## REQUIRED WORK
Omit all images, then return the remaining material exactly as it stands.

(Dataset listings of figures)
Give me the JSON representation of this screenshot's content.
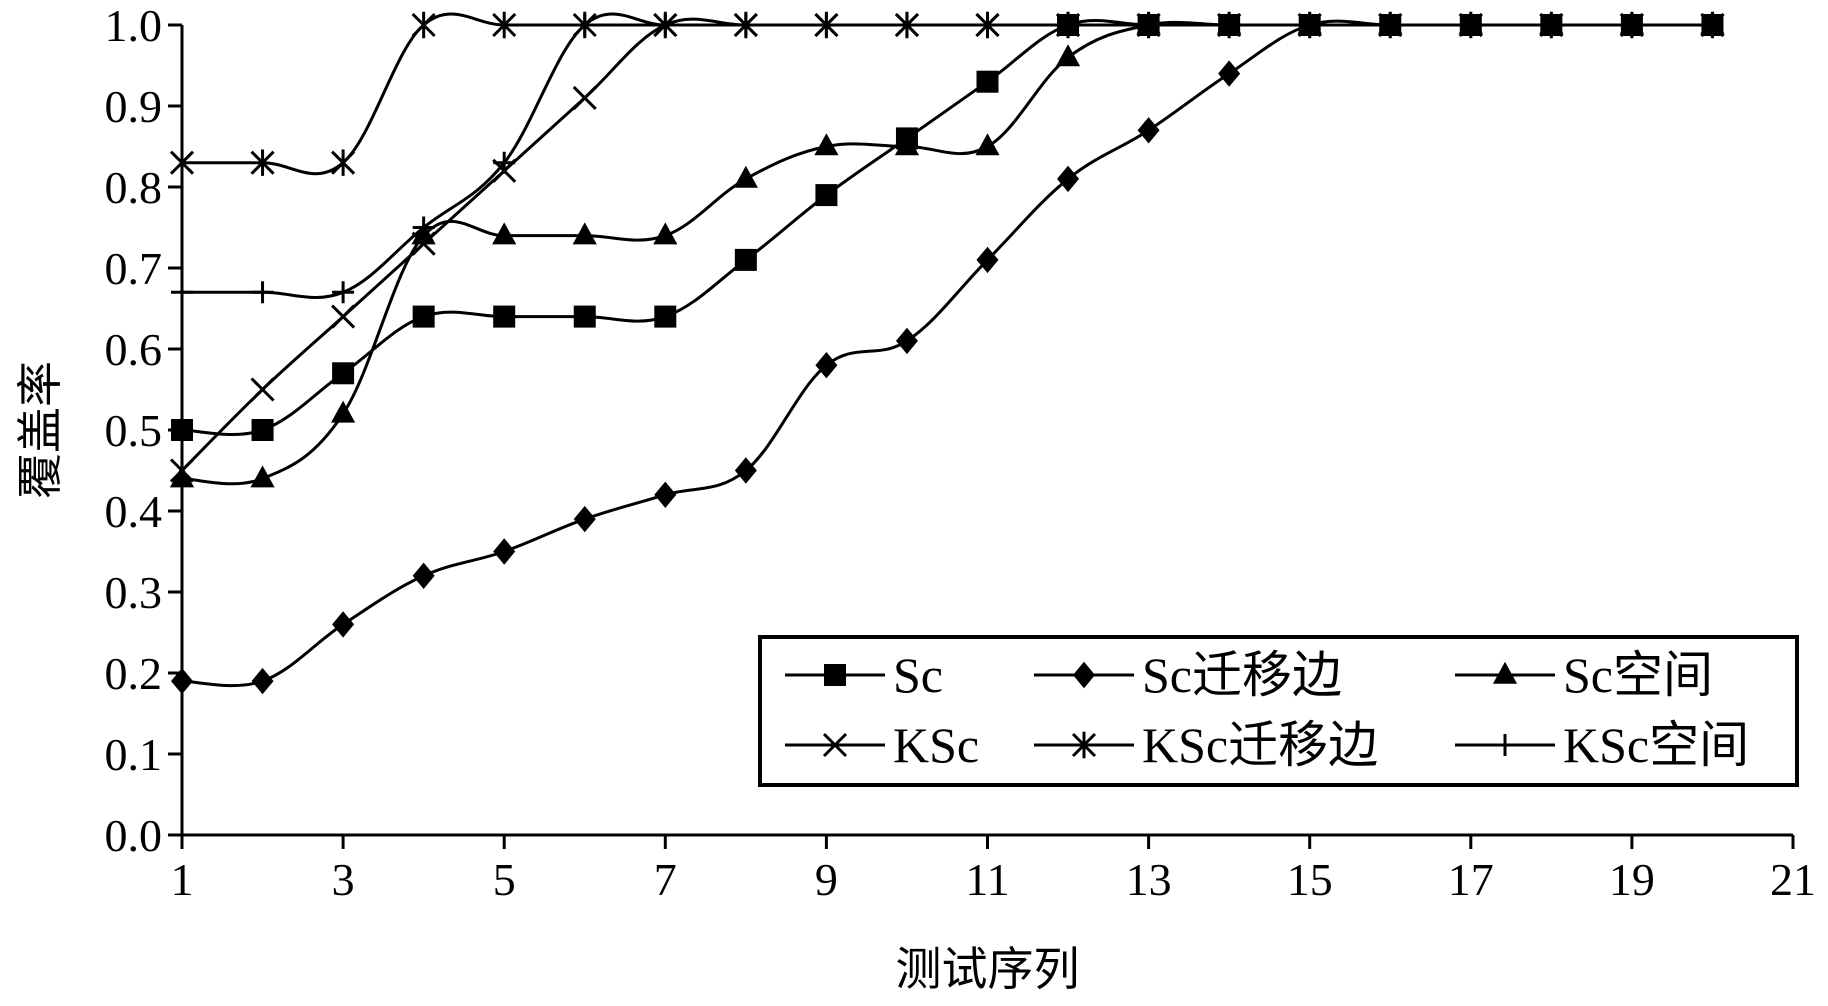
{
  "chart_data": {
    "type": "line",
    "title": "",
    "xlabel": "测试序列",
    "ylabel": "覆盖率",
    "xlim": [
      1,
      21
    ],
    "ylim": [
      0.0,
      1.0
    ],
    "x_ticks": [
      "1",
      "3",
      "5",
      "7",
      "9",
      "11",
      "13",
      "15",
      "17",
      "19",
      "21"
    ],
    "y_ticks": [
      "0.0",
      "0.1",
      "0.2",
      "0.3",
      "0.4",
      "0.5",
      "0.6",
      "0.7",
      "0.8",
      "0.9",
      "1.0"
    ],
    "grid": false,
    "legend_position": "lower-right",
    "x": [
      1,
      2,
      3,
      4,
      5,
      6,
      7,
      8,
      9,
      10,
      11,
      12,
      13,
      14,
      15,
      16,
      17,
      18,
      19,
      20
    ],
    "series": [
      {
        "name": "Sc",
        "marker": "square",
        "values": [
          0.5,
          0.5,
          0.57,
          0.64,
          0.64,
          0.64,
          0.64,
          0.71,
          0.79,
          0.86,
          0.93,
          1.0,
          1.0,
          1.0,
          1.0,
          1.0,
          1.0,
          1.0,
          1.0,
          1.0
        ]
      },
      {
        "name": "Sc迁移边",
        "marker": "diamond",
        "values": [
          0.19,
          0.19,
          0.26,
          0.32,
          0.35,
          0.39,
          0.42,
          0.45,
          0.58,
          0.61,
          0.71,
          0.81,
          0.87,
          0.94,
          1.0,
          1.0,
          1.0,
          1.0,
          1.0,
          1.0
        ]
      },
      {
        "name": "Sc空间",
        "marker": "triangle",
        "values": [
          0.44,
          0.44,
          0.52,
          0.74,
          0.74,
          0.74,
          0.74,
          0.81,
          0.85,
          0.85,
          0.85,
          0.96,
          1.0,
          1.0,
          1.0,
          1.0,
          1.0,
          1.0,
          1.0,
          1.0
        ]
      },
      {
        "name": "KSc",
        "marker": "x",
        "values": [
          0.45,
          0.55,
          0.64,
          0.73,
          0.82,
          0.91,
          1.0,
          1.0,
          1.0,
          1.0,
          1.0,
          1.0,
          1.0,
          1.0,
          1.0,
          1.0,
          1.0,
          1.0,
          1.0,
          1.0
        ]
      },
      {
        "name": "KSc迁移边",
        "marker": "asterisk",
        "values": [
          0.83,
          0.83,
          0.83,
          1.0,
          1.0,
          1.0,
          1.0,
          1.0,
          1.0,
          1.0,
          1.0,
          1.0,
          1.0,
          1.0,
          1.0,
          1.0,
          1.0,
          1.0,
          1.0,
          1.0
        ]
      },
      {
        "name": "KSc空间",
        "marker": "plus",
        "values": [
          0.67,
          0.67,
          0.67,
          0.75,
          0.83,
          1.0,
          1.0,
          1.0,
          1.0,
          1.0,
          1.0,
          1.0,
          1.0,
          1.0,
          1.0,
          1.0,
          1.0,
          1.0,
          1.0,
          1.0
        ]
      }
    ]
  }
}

## TASK RESULT
Give me the JSON representation of this screenshot's content.
{
  "chart_data": {
    "type": "line",
    "title": "",
    "xlabel": "测试序列",
    "ylabel": "覆盖率",
    "xlim": [
      1,
      21
    ],
    "ylim": [
      0.0,
      1.0
    ],
    "x_ticks": [
      "1",
      "3",
      "5",
      "7",
      "9",
      "11",
      "13",
      "15",
      "17",
      "19",
      "21"
    ],
    "y_ticks": [
      "0.0",
      "0.1",
      "0.2",
      "0.3",
      "0.4",
      "0.5",
      "0.6",
      "0.7",
      "0.8",
      "0.9",
      "1.0"
    ],
    "grid": false,
    "legend_position": "lower-right",
    "x": [
      1,
      2,
      3,
      4,
      5,
      6,
      7,
      8,
      9,
      10,
      11,
      12,
      13,
      14,
      15,
      16,
      17,
      18,
      19,
      20
    ],
    "series": [
      {
        "name": "Sc",
        "marker": "square",
        "values": [
          0.5,
          0.5,
          0.57,
          0.64,
          0.64,
          0.64,
          0.64,
          0.71,
          0.79,
          0.86,
          0.93,
          1.0,
          1.0,
          1.0,
          1.0,
          1.0,
          1.0,
          1.0,
          1.0,
          1.0
        ]
      },
      {
        "name": "Sc迁移边",
        "marker": "diamond",
        "values": [
          0.19,
          0.19,
          0.26,
          0.32,
          0.35,
          0.39,
          0.42,
          0.45,
          0.58,
          0.61,
          0.71,
          0.81,
          0.87,
          0.94,
          1.0,
          1.0,
          1.0,
          1.0,
          1.0,
          1.0
        ]
      },
      {
        "name": "Sc空间",
        "marker": "triangle",
        "values": [
          0.44,
          0.44,
          0.52,
          0.74,
          0.74,
          0.74,
          0.74,
          0.81,
          0.85,
          0.85,
          0.85,
          0.96,
          1.0,
          1.0,
          1.0,
          1.0,
          1.0,
          1.0,
          1.0,
          1.0
        ]
      },
      {
        "name": "KSc",
        "marker": "x",
        "values": [
          0.45,
          0.55,
          0.64,
          0.73,
          0.82,
          0.91,
          1.0,
          1.0,
          1.0,
          1.0,
          1.0,
          1.0,
          1.0,
          1.0,
          1.0,
          1.0,
          1.0,
          1.0,
          1.0,
          1.0
        ]
      },
      {
        "name": "KSc迁移边",
        "marker": "asterisk",
        "values": [
          0.83,
          0.83,
          0.83,
          1.0,
          1.0,
          1.0,
          1.0,
          1.0,
          1.0,
          1.0,
          1.0,
          1.0,
          1.0,
          1.0,
          1.0,
          1.0,
          1.0,
          1.0,
          1.0,
          1.0
        ]
      },
      {
        "name": "KSc空间",
        "marker": "plus",
        "values": [
          0.67,
          0.67,
          0.67,
          0.75,
          0.83,
          1.0,
          1.0,
          1.0,
          1.0,
          1.0,
          1.0,
          1.0,
          1.0,
          1.0,
          1.0,
          1.0,
          1.0,
          1.0,
          1.0,
          1.0
        ]
      }
    ]
  }
}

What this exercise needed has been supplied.